Items from a dataset:
* begin *
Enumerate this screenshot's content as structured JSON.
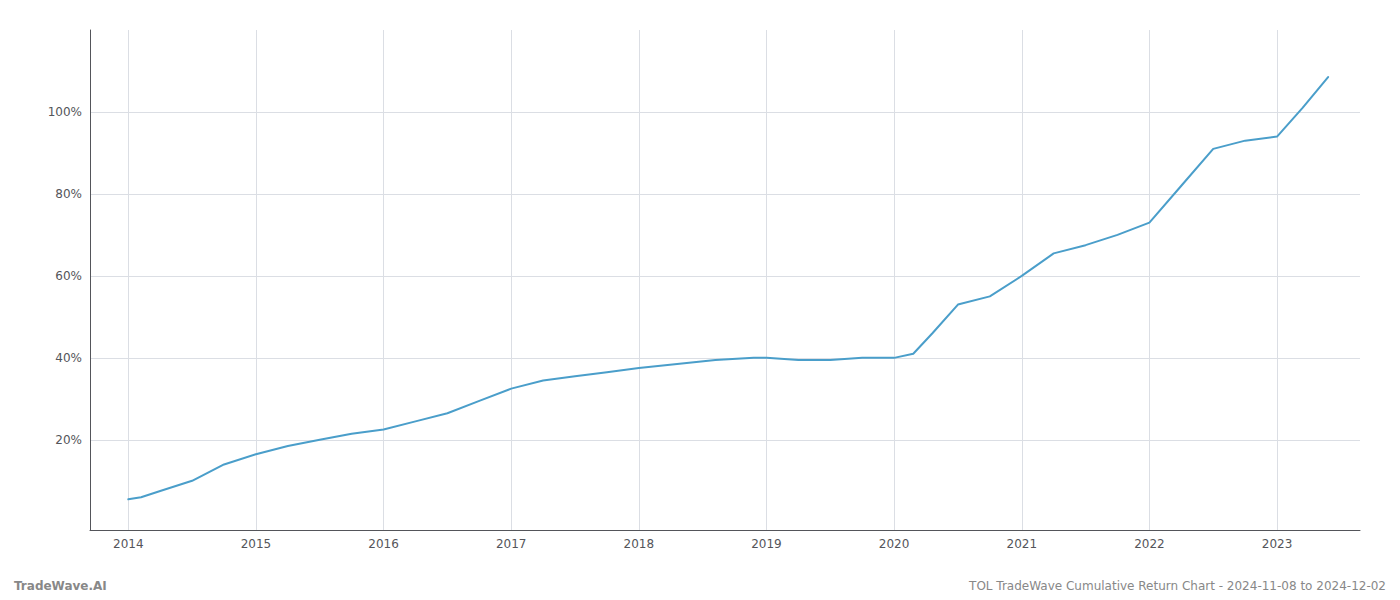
{
  "chart_data": {
    "type": "line",
    "annotations": [
      "TradeWave.AI",
      "TOL TradeWave Cumulative Return Chart - 2024-11-08 to 2024-12-02"
    ],
    "x": [
      2014.0,
      2014.1,
      2014.25,
      2014.5,
      2014.75,
      2015.0,
      2015.25,
      2015.5,
      2015.75,
      2016.0,
      2016.25,
      2016.5,
      2016.75,
      2017.0,
      2017.25,
      2017.5,
      2017.75,
      2018.0,
      2018.15,
      2018.3,
      2018.6,
      2018.9,
      2019.0,
      2019.25,
      2019.5,
      2019.75,
      2020.0,
      2020.15,
      2020.3,
      2020.5,
      2020.75,
      2021.0,
      2021.25,
      2021.5,
      2021.75,
      2022.0,
      2022.25,
      2022.5,
      2022.75,
      2023.0,
      2023.2,
      2023.4
    ],
    "values": [
      5.5,
      6.0,
      7.5,
      10.0,
      14.0,
      16.5,
      18.5,
      20.0,
      21.5,
      22.5,
      24.5,
      26.5,
      29.5,
      32.5,
      34.5,
      35.5,
      36.5,
      37.5,
      38.0,
      38.5,
      39.5,
      40.0,
      40.0,
      39.5,
      39.5,
      40.0,
      40.0,
      41.0,
      46.0,
      53.0,
      55.0,
      60.0,
      65.5,
      67.5,
      70.0,
      73.0,
      82.0,
      91.0,
      93.0,
      94.0,
      101.0,
      108.5
    ],
    "color": "#4a9eca",
    "xlim": [
      2013.7,
      2023.65
    ],
    "xticks": [
      2014,
      2015,
      2016,
      2017,
      2018,
      2019,
      2020,
      2021,
      2022,
      2023
    ],
    "ylim": [
      -2,
      120
    ],
    "yticks": [
      {
        "value": 20,
        "label": "20%"
      },
      {
        "value": 40,
        "label": "40%"
      },
      {
        "value": 60,
        "label": "60%"
      },
      {
        "value": 80,
        "label": "80%"
      },
      {
        "value": 100,
        "label": "100%"
      }
    ],
    "grid": true
  }
}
* end *
YOUR GOAL: Print the full listing exactly, dropping the pictures.

EXERCISE RESPONSE:
Enumerate this screenshot's content as structured JSON.
{
  "chart_data": {
    "type": "line",
    "annotations": [
      "TradeWave.AI",
      "TOL TradeWave Cumulative Return Chart - 2024-11-08 to 2024-12-02"
    ],
    "x": [
      2014.0,
      2014.1,
      2014.25,
      2014.5,
      2014.75,
      2015.0,
      2015.25,
      2015.5,
      2015.75,
      2016.0,
      2016.25,
      2016.5,
      2016.75,
      2017.0,
      2017.25,
      2017.5,
      2017.75,
      2018.0,
      2018.15,
      2018.3,
      2018.6,
      2018.9,
      2019.0,
      2019.25,
      2019.5,
      2019.75,
      2020.0,
      2020.15,
      2020.3,
      2020.5,
      2020.75,
      2021.0,
      2021.25,
      2021.5,
      2021.75,
      2022.0,
      2022.25,
      2022.5,
      2022.75,
      2023.0,
      2023.2,
      2023.4
    ],
    "values": [
      5.5,
      6.0,
      7.5,
      10.0,
      14.0,
      16.5,
      18.5,
      20.0,
      21.5,
      22.5,
      24.5,
      26.5,
      29.5,
      32.5,
      34.5,
      35.5,
      36.5,
      37.5,
      38.0,
      38.5,
      39.5,
      40.0,
      40.0,
      39.5,
      39.5,
      40.0,
      40.0,
      41.0,
      46.0,
      53.0,
      55.0,
      60.0,
      65.5,
      67.5,
      70.0,
      73.0,
      82.0,
      91.0,
      93.0,
      94.0,
      101.0,
      108.5
    ],
    "color": "#4a9eca",
    "xlim": [
      2013.7,
      2023.65
    ],
    "xticks": [
      2014,
      2015,
      2016,
      2017,
      2018,
      2019,
      2020,
      2021,
      2022,
      2023
    ],
    "ylim": [
      -2,
      120
    ],
    "yticks": [
      {
        "value": 20,
        "label": "20%"
      },
      {
        "value": 40,
        "label": "40%"
      },
      {
        "value": 60,
        "label": "60%"
      },
      {
        "value": 80,
        "label": "80%"
      },
      {
        "value": 100,
        "label": "100%"
      }
    ],
    "grid": true
  }
}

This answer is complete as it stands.